##### DATASET ROWS #####

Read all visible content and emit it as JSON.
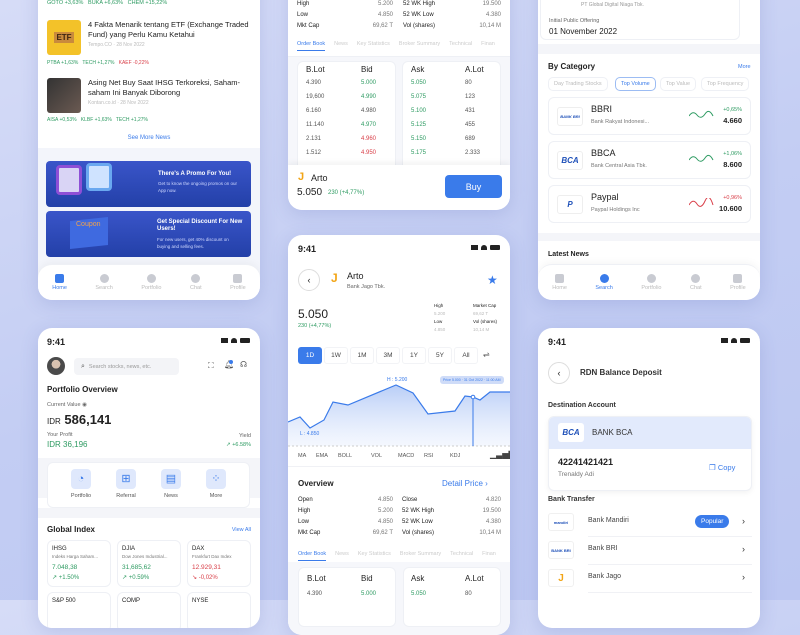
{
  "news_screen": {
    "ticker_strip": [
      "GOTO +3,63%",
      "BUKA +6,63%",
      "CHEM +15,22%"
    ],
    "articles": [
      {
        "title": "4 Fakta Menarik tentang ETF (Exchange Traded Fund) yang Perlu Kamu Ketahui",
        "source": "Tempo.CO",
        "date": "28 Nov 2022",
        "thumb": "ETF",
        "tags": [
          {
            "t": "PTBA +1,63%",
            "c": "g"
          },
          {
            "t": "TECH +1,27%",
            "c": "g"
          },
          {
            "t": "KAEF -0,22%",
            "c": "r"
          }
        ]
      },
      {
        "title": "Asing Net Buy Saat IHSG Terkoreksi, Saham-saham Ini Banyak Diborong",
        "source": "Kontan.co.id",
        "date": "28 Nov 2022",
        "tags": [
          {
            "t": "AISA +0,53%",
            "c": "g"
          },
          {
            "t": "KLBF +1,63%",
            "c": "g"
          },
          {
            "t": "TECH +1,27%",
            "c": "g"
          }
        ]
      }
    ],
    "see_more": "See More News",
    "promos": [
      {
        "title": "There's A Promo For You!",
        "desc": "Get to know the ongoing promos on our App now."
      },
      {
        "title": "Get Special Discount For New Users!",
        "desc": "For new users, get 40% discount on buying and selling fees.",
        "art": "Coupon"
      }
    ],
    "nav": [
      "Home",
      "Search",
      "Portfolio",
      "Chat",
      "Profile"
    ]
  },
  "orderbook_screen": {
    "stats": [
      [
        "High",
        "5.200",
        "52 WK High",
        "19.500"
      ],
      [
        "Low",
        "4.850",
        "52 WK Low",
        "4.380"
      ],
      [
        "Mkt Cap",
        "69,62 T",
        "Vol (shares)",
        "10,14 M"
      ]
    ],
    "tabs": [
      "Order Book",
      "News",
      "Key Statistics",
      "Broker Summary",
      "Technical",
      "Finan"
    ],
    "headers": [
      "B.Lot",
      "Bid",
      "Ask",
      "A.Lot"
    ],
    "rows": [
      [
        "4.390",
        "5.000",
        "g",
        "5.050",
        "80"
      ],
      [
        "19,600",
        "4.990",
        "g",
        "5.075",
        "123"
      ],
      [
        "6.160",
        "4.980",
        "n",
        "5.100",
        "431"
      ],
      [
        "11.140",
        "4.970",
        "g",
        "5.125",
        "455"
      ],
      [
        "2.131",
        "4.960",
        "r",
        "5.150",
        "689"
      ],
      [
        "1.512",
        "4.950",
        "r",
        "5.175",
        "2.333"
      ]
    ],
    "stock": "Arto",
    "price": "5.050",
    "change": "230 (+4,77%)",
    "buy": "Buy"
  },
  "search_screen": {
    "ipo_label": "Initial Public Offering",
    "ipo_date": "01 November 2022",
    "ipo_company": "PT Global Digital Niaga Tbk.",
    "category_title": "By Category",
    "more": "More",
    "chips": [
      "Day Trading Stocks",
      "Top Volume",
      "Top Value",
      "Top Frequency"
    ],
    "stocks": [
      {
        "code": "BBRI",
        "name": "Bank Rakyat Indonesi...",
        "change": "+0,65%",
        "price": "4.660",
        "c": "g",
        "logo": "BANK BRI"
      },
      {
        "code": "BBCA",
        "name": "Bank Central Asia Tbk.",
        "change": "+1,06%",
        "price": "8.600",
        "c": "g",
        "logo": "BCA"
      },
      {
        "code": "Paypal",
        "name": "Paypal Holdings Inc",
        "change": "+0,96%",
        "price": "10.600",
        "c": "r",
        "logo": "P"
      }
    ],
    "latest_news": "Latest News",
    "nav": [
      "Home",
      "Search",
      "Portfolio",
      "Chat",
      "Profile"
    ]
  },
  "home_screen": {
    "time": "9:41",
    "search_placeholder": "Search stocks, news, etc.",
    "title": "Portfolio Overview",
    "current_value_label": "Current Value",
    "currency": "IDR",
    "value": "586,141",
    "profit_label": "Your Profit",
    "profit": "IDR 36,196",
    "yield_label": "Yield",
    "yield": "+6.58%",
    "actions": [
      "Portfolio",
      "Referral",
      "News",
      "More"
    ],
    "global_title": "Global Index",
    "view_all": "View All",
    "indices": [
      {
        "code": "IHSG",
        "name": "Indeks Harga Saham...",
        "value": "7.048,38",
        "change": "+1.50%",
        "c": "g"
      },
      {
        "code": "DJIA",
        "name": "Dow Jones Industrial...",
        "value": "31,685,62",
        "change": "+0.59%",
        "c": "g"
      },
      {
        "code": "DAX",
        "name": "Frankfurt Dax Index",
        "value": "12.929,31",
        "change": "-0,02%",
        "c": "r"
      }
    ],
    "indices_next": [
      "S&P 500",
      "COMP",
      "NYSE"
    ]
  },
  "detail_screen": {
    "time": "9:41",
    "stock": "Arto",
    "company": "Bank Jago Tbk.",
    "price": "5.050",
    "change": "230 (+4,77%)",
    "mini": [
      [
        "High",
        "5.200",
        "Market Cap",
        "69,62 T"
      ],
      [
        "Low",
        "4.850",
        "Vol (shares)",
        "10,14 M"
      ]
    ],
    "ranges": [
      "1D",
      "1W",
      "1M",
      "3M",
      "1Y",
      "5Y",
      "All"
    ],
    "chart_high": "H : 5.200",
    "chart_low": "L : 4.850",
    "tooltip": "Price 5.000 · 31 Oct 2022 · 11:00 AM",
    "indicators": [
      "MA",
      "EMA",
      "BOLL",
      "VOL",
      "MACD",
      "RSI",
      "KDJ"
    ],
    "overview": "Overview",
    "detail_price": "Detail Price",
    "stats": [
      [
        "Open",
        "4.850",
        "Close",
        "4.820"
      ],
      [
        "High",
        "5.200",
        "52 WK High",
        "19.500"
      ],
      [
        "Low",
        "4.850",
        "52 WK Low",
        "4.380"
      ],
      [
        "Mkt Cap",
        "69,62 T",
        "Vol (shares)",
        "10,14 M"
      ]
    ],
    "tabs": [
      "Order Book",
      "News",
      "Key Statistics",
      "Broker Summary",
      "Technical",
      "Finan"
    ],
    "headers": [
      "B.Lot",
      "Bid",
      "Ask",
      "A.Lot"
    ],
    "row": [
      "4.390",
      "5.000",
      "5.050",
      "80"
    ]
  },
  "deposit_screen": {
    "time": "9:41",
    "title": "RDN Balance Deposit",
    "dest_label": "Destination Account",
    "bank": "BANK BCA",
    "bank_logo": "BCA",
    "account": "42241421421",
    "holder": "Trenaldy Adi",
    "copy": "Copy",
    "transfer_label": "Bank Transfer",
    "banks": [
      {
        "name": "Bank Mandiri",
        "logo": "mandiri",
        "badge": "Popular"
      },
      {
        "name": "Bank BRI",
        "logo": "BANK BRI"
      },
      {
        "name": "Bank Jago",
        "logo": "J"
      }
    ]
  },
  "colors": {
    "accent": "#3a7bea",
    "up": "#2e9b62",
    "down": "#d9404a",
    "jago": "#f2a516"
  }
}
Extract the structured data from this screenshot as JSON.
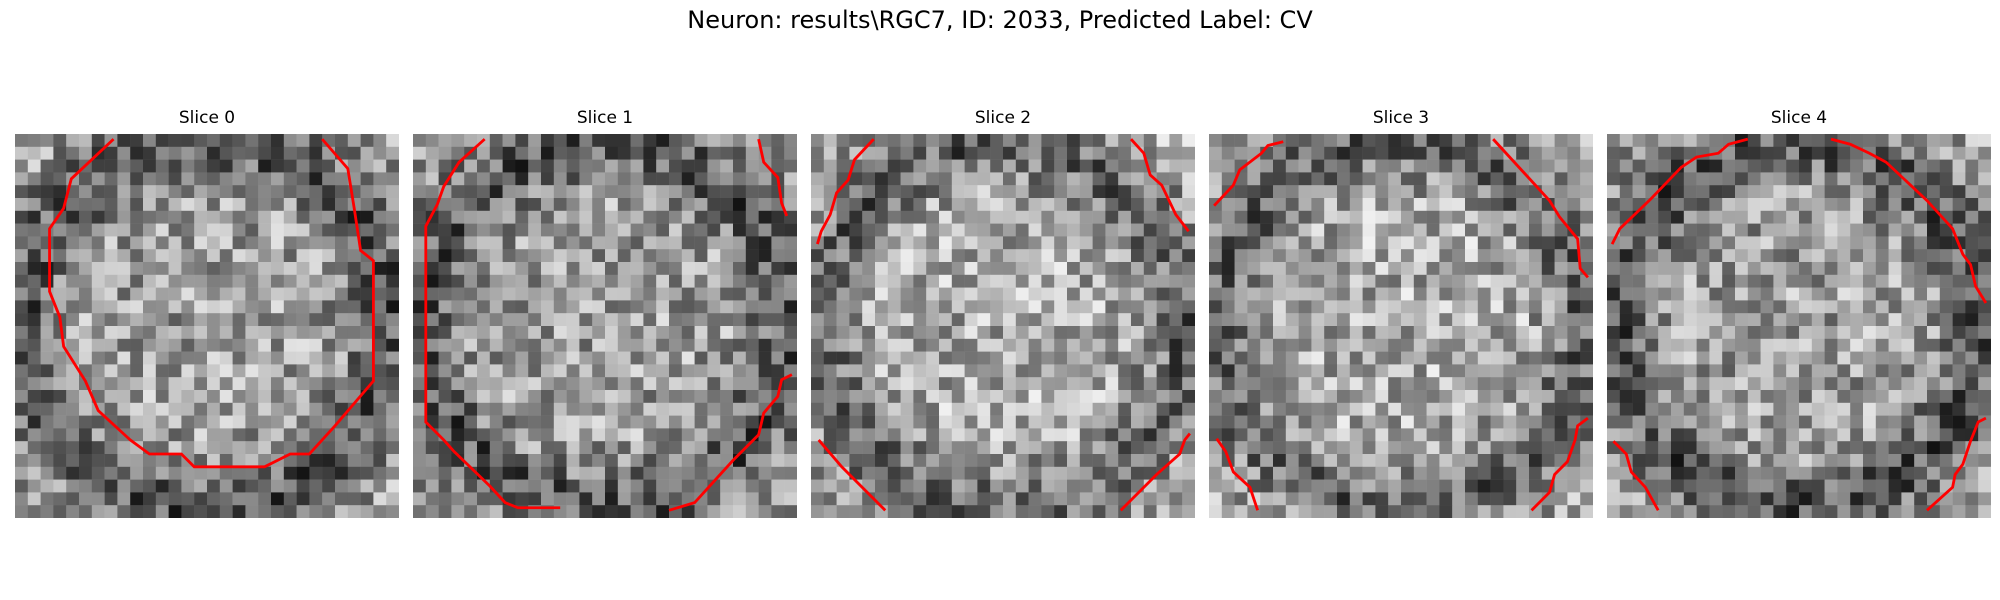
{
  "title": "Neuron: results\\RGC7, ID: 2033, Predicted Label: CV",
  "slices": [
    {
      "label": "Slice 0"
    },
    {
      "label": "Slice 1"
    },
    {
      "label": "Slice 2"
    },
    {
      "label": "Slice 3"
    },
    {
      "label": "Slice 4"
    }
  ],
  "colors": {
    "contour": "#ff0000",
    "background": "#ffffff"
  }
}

#####

**TASK BRIEF:** Check each line of the records for the string "JSON" and state how many lines contain it. Give only the number.

**RESULT OF THE TASK:** 2